Problem to solve: Extract, from the records beneath this instruction, each line that contains the word "title".

Dataset items
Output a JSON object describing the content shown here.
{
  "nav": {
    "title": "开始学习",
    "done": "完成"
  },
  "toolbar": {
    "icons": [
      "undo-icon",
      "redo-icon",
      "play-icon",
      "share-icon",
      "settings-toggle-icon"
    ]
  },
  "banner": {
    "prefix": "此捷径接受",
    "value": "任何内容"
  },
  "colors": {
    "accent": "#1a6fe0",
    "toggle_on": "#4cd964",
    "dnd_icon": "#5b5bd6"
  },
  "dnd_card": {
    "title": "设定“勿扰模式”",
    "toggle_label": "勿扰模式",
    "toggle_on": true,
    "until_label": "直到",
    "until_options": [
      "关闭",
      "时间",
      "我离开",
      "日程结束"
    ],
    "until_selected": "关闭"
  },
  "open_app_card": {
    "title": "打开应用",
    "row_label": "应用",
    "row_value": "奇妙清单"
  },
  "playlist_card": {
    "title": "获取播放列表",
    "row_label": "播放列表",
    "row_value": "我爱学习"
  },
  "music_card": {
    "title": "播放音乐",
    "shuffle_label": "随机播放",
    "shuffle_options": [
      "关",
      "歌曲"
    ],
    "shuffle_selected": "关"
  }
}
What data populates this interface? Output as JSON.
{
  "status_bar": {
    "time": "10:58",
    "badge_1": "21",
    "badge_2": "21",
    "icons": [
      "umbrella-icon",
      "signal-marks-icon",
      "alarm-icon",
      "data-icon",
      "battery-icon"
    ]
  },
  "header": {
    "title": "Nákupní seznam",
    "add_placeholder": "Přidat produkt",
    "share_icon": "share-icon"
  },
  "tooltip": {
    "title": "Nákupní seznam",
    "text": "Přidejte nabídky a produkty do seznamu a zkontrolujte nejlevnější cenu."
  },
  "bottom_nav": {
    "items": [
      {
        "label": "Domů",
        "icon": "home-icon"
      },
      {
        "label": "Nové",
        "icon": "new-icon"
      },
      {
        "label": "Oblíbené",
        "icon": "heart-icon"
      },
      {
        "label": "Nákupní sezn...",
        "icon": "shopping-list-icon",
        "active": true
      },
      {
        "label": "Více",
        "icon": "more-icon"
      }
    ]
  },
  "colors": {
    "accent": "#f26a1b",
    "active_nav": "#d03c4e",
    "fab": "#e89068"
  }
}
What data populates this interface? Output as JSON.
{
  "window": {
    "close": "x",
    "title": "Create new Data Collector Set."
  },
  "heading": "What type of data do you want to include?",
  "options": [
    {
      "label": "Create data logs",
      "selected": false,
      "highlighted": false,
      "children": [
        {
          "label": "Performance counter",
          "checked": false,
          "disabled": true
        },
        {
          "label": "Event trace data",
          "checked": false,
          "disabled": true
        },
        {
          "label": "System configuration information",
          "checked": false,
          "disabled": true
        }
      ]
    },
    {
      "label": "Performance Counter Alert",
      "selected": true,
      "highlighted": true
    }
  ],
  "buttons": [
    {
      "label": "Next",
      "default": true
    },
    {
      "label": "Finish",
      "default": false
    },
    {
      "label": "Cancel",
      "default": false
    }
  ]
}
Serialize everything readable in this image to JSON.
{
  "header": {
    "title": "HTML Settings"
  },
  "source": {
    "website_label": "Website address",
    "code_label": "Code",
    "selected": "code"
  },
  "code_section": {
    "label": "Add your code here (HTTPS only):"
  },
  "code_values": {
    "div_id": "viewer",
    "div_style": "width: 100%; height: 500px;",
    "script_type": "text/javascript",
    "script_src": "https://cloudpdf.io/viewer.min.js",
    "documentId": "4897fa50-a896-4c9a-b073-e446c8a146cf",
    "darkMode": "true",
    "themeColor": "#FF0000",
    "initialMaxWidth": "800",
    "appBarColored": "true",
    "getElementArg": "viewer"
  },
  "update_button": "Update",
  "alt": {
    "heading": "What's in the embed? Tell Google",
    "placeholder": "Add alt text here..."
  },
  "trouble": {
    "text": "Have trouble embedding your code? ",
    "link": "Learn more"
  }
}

Solution to this problem:
    "title": "开始学习",
    "title": "设定“勿扰模式”",
    "title": "打开应用",
    "title": "获取播放列表",
    "title": "播放音乐",
    "title": "Nákupní seznam",
    "title": "Nákupní seznam",
    "title": "Create new Data Collector Set."
    "title": "HTML Settings"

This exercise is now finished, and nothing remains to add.